- Task to carry out:
Print the complete set of entries exactly.

====

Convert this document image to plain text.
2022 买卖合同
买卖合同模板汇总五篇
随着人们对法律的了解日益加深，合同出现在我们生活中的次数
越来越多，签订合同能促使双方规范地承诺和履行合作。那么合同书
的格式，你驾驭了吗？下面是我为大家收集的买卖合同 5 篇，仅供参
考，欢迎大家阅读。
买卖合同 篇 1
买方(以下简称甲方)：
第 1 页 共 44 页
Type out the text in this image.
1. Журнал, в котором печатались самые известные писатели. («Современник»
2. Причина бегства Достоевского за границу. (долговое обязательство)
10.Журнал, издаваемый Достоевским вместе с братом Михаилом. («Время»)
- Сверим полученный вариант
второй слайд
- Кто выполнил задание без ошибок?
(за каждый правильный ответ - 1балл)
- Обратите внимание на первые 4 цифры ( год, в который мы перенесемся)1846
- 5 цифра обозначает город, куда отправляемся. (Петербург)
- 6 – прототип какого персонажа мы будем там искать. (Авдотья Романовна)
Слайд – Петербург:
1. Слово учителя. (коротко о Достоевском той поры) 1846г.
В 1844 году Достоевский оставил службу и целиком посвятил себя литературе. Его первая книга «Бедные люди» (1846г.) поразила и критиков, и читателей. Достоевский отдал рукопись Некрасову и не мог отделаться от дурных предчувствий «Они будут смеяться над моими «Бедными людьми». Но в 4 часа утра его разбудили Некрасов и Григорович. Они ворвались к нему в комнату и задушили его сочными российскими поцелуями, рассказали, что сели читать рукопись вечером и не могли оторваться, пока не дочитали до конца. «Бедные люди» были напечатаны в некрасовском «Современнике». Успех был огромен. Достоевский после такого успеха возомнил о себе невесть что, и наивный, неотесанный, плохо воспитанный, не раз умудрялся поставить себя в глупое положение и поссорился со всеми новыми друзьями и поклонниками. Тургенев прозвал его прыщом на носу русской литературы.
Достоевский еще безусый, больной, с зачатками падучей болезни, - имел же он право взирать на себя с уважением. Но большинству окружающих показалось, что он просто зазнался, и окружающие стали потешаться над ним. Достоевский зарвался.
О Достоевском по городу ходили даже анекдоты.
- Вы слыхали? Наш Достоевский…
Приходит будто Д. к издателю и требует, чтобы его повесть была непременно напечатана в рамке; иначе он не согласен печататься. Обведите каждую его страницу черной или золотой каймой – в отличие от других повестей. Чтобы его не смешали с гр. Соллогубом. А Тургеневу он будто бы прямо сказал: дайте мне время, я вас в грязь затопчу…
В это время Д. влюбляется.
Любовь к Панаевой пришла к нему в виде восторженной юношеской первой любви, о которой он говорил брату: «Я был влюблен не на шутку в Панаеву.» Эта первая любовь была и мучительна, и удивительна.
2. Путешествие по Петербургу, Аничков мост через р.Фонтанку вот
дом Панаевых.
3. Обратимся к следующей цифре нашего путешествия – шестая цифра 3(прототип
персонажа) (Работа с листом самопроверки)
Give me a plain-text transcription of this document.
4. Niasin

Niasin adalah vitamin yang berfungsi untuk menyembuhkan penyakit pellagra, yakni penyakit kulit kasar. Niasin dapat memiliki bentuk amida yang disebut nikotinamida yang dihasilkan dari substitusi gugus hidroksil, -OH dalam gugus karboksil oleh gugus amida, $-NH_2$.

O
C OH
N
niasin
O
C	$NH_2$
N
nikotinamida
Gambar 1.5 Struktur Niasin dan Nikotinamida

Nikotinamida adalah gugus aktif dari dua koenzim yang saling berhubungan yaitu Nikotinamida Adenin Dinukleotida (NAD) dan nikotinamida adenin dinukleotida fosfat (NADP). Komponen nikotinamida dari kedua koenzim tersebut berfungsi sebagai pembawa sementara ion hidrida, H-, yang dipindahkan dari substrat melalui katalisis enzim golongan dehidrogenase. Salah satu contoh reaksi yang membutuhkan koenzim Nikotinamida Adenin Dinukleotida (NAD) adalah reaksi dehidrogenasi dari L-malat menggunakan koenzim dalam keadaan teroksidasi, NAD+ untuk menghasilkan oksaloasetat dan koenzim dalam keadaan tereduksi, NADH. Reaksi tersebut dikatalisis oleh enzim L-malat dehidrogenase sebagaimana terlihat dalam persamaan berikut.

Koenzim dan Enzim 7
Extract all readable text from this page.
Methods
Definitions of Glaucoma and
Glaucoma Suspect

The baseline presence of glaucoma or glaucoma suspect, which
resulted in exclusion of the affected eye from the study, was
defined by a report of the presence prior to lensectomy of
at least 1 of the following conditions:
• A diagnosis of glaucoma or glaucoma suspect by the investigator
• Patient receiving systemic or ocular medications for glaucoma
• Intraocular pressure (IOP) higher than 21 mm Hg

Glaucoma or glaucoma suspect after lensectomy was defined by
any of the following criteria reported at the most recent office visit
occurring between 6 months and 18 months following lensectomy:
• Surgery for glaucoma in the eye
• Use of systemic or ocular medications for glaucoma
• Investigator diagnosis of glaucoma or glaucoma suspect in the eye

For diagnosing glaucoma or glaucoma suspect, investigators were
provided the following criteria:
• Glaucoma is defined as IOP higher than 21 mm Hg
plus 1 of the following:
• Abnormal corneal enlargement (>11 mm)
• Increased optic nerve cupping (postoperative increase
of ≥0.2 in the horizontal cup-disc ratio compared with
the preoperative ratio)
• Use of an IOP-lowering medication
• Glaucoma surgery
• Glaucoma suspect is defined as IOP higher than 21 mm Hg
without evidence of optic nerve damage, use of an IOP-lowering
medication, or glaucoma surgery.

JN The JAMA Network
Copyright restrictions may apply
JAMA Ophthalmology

====

- Problem solution:
Convert this document image to plain text.
2022 买卖合同
买卖合同模板汇总五篇
随着人们对法律的了解日益加深，合同出现在我们生活中的次数
越来越多，签订合同能促使双方规范地承诺和履行合作。那么合同书
的格式，你驾驭了吗？下面是我为大家收集的买卖合同 5 篇，仅供参
考，欢迎大家阅读。
买卖合同 篇 1
买方(以下简称甲方)：
第 1 页 共 44 页
Type out the text in this image.
1. Журнал, в котором печатались самые известные писатели. («Современник»
2. Причина бегства Достоевского за границу. (долговое обязательство)
10.Журнал, издаваемый Достоевским вместе с братом Михаилом. («Время»)
- Сверим полученный вариант
второй слайд
- Кто выполнил задание без ошибок?
(за каждый правильный ответ - 1балл)
- Обратите внимание на первые 4 цифры ( год, в который мы перенесемся)1846
- 5 цифра обозначает город, куда отправляемся. (Петербург)
- 6 – прототип какого персонажа мы будем там искать. (Авдотья Романовна)
Слайд – Петербург:
1. Слово учителя. (коротко о Достоевском той поры) 1846г.
В 1844 году Достоевский оставил службу и целиком посвятил себя литературе. Его первая книга «Бедные люди» (1846г.) поразила и критиков, и читателей. Достоевский отдал рукопись Некрасову и не мог отделаться от дурных предчувствий «Они будут смеяться над моими «Бедными людьми». Но в 4 часа утра его разбудили Некрасов и Григорович. Они ворвались к нему в комнату и задушили его сочными российскими поцелуями, рассказали, что сели читать рукопись вечером и не могли оторваться, пока не дочитали до конца. «Бедные люди» были напечатаны в некрасовском «Современнике». Успех был огромен. Достоевский после такого успеха возомнил о себе невесть что, и наивный, неотесанный, плохо воспитанный, не раз умудрялся поставить себя в глупое положение и поссорился со всеми новыми друзьями и поклонниками. Тургенев прозвал его прыщом на носу русской литературы.
Достоевский еще безусый, больной, с зачатками падучей болезни, - имел же он право взирать на себя с уважением. Но большинству окружающих показалось, что он просто зазнался, и окружающие стали потешаться над ним. Достоевский зарвался.
О Достоевском по городу ходили даже анекдоты.
- Вы слыхали? Наш Достоевский…
Приходит будто Д. к издателю и требует, чтобы его повесть была непременно напечатана в рамке; иначе он не согласен печататься. Обведите каждую его страницу черной или золотой каймой – в отличие от других повестей. Чтобы его не смешали с гр. Соллогубом. А Тургеневу он будто бы прямо сказал: дайте мне время, я вас в грязь затопчу…
В это время Д. влюбляется.
Любовь к Панаевой пришла к нему в виде восторженной юношеской первой любви, о которой он говорил брату: «Я был влюблен не на шутку в Панаеву.» Эта первая любовь была и мучительна, и удивительна.
2. Путешествие по Петербургу, Аничков мост через р.Фонтанку вот
дом Панаевых.
3. Обратимся к следующей цифре нашего путешествия – шестая цифра 3(прототип
персонажа) (Работа с листом самопроверки)
Give me a plain-text transcription of this document.
4. Niasin

Niasin adalah vitamin yang berfungsi untuk menyembuhkan penyakit pellagra, yakni penyakit kulit kasar. Niasin dapat memiliki bentuk amida yang disebut nikotinamida yang dihasilkan dari substitusi gugus hidroksil, -OH dalam gugus karboksil oleh gugus amida, $-NH_2$.

O
C OH
N
niasin
O
C	$NH_2$
N
nikotinamida
Gambar 1.5 Struktur Niasin dan Nikotinamida

Nikotinamida adalah gugus aktif dari dua koenzim yang saling berhubungan yaitu Nikotinamida Adenin Dinukleotida (NAD) dan nikotinamida adenin dinukleotida fosfat (NADP). Komponen nikotinamida dari kedua koenzim tersebut berfungsi sebagai pembawa sementara ion hidrida, H-, yang dipindahkan dari substrat melalui katalisis enzim golongan dehidrogenase. Salah satu contoh reaksi yang membutuhkan koenzim Nikotinamida Adenin Dinukleotida (NAD) adalah reaksi dehidrogenasi dari L-malat menggunakan koenzim dalam keadaan teroksidasi, NAD+ untuk menghasilkan oksaloasetat dan koenzim dalam keadaan tereduksi, NADH. Reaksi tersebut dikatalisis oleh enzim L-malat dehidrogenase sebagaimana terlihat dalam persamaan berikut.

Koenzim dan Enzim 7
Extract all readable text from this page.
Methods
Definitions of Glaucoma and
Glaucoma Suspect

The baseline presence of glaucoma or glaucoma suspect, which
resulted in exclusion of the affected eye from the study, was
defined by a report of the presence prior to lensectomy of
at least 1 of the following conditions:
• A diagnosis of glaucoma or glaucoma suspect by the investigator
• Patient receiving systemic or ocular medications for glaucoma
• Intraocular pressure (IOP) higher than 21 mm Hg

Glaucoma or glaucoma suspect after lensectomy was defined by
any of the following criteria reported at the most recent office visit
occurring between 6 months and 18 months following lensectomy:
• Surgery for glaucoma in the eye
• Use of systemic or ocular medications for glaucoma
• Investigator diagnosis of glaucoma or glaucoma suspect in the eye

For diagnosing glaucoma or glaucoma suspect, investigators were
provided the following criteria:
• Glaucoma is defined as IOP higher than 21 mm Hg
plus 1 of the following:
• Abnormal corneal enlargement (>11 mm)
• Increased optic nerve cupping (postoperative increase
of ≥0.2 in the horizontal cup-disc ratio compared with
the preoperative ratio)
• Use of an IOP-lowering medication
• Glaucoma surgery
• Glaucoma suspect is defined as IOP higher than 21 mm Hg
without evidence of optic nerve damage, use of an IOP-lowering
medication, or glaucoma surgery.

JN The JAMA Network
Copyright restrictions may apply
JAMA Ophthalmology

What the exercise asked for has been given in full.